RECORDED INFORMATION:
^^^^

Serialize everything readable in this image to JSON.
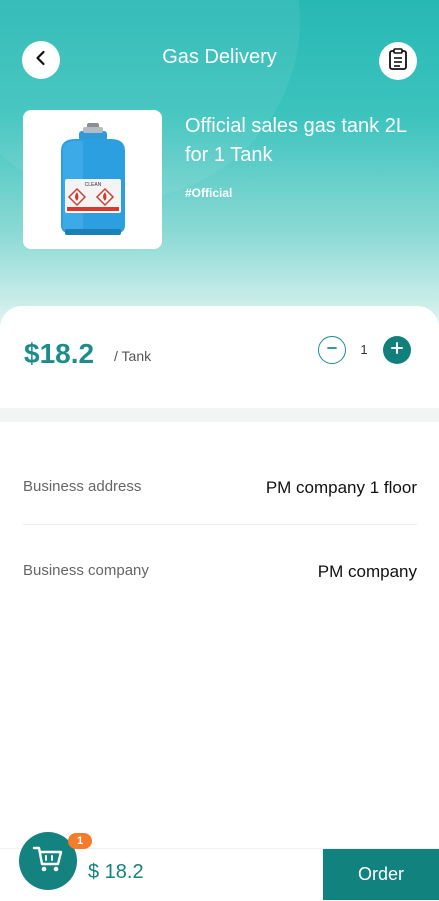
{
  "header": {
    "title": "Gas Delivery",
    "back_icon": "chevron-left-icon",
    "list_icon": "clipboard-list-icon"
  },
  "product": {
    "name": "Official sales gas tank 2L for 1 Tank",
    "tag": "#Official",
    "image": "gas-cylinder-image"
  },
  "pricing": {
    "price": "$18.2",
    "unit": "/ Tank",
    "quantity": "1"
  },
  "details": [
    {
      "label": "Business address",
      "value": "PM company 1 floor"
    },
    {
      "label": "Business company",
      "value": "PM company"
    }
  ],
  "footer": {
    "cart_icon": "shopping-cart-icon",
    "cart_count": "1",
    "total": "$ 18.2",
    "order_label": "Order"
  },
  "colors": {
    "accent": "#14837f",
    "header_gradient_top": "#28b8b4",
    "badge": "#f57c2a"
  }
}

^^^^

STATED GOAL: Give back the entries verbatim. Do not include any picture.

OUTPUT OF THE TASK:
Serialize everything readable in this image to JSON.
{
  "header": {
    "title": "Gas Delivery",
    "back_icon": "chevron-left-icon",
    "list_icon": "clipboard-list-icon"
  },
  "product": {
    "name": "Official sales gas tank 2L for 1 Tank",
    "tag": "#Official",
    "image": "gas-cylinder-image"
  },
  "pricing": {
    "price": "$18.2",
    "unit": "/ Tank",
    "quantity": "1"
  },
  "details": [
    {
      "label": "Business address",
      "value": "PM company 1 floor"
    },
    {
      "label": "Business company",
      "value": "PM company"
    }
  ],
  "footer": {
    "cart_icon": "shopping-cart-icon",
    "cart_count": "1",
    "total": "$ 18.2",
    "order_label": "Order"
  },
  "colors": {
    "accent": "#14837f",
    "header_gradient_top": "#28b8b4",
    "badge": "#f57c2a"
  }
}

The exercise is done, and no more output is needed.